## Available records

━━━━━━━━━━━━━━━━

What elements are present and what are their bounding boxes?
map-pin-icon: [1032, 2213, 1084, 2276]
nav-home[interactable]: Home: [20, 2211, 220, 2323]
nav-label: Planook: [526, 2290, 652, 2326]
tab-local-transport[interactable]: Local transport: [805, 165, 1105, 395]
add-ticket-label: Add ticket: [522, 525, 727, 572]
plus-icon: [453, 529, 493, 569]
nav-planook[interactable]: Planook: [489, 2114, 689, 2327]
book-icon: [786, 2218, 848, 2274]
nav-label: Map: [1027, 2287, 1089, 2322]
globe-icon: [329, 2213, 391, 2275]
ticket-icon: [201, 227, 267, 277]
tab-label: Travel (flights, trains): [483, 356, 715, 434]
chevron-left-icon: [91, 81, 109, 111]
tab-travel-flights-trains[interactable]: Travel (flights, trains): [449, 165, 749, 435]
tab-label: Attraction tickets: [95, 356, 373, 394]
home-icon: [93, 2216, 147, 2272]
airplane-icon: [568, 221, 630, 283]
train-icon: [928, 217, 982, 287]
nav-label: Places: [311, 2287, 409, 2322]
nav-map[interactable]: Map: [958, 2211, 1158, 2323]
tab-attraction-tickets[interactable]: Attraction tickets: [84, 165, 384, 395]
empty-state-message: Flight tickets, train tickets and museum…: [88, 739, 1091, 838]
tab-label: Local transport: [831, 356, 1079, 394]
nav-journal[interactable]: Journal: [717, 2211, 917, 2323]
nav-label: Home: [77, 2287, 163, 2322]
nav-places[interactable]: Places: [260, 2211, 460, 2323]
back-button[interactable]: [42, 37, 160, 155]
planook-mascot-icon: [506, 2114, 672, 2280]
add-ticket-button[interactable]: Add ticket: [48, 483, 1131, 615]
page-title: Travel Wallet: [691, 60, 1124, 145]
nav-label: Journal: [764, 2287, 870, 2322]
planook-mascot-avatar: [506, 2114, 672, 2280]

━━━━━━━━━━━━━━━━

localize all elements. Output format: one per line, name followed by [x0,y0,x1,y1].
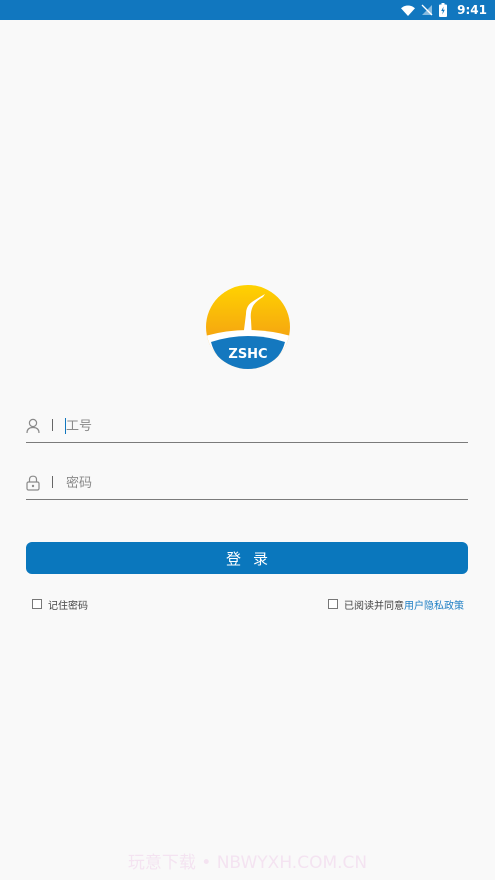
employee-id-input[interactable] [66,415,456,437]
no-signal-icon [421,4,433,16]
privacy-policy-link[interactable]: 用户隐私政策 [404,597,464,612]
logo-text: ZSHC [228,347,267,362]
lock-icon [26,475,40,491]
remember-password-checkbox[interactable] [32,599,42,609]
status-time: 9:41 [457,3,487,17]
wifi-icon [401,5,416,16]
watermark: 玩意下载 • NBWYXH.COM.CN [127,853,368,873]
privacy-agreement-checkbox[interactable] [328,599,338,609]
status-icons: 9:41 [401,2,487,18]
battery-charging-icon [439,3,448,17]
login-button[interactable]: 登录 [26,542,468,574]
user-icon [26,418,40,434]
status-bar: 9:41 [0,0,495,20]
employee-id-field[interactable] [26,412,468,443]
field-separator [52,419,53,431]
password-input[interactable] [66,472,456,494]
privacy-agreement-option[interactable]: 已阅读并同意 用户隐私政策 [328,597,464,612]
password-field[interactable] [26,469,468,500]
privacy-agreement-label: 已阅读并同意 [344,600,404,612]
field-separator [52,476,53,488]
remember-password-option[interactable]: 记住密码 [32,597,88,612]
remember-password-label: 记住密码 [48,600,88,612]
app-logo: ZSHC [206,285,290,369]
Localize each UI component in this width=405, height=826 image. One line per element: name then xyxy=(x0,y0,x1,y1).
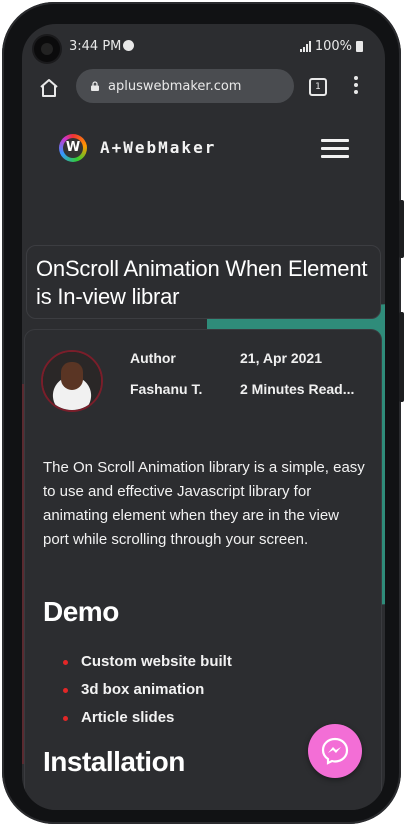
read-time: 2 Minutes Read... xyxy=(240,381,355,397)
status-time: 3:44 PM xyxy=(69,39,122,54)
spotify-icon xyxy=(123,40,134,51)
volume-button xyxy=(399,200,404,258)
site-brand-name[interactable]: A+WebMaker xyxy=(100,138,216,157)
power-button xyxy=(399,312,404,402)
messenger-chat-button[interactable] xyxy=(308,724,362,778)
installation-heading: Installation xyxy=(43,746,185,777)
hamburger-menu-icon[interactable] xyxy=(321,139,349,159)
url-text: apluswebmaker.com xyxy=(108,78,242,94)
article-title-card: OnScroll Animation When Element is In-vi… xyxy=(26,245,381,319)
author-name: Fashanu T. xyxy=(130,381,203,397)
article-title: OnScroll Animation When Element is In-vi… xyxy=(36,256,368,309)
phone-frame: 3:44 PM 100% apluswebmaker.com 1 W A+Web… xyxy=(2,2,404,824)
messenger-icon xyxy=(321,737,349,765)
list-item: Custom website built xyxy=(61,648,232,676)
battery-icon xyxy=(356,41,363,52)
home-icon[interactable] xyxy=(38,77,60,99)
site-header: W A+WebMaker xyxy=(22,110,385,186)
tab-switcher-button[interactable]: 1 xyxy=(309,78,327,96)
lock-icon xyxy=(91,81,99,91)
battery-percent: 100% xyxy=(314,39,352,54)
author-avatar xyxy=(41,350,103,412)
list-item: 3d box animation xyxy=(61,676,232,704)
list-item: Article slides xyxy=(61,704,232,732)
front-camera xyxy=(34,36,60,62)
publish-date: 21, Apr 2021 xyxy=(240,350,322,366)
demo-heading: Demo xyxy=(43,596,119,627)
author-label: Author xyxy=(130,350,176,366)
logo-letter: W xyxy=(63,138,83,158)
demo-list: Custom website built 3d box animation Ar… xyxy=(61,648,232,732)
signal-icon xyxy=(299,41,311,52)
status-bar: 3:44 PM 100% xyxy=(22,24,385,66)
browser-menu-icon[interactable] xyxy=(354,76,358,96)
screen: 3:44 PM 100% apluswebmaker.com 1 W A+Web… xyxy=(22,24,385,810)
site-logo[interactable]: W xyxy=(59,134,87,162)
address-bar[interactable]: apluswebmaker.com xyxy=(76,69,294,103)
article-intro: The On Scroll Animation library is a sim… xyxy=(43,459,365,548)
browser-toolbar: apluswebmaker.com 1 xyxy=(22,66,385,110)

━━━━━━━━━━━━━━━━

## What to work on
Give the lines as a JSON list of strings, one string per line and blank lines left out, starting with the line that contains "What elements are" and going on through the line that contains "home-icon: [93, 2216, 147, 2272]".

## Problem solution
[
  "What elements are present and what are their bounding boxes?",
  "map-pin-icon: [1032, 2213, 1084, 2276]",
  "nav-home[interactable]: Home: [20, 2211, 220, 2323]",
  "nav-label: Planook: [526, 2290, 652, 2326]",
  "tab-local-transport[interactable]: Local transport: [805, 165, 1105, 395]",
  "add-ticket-label: Add ticket: [522, 525, 727, 572]",
  "plus-icon: [453, 529, 493, 569]",
  "nav-planook[interactable]: Planook: [489, 2114, 689, 2327]",
  "book-icon: [786, 2218, 848, 2274]",
  "nav-label: Map: [1027, 2287, 1089, 2322]",
  "globe-icon: [329, 2213, 391, 2275]",
  "ticket-icon: [201, 227, 267, 277]",
  "tab-label: Travel (flights, trains): [483, 356, 715, 434]",
  "chevron-left-icon: [91, 81, 109, 111]",
  "tab-travel-flights-trains[interactable]: Travel (flights, trains): [449, 165, 749, 435]",
  "tab-label: Attraction tickets: [95, 356, 373, 394]",
  "home-icon: [93, 2216, 147, 2272]"
]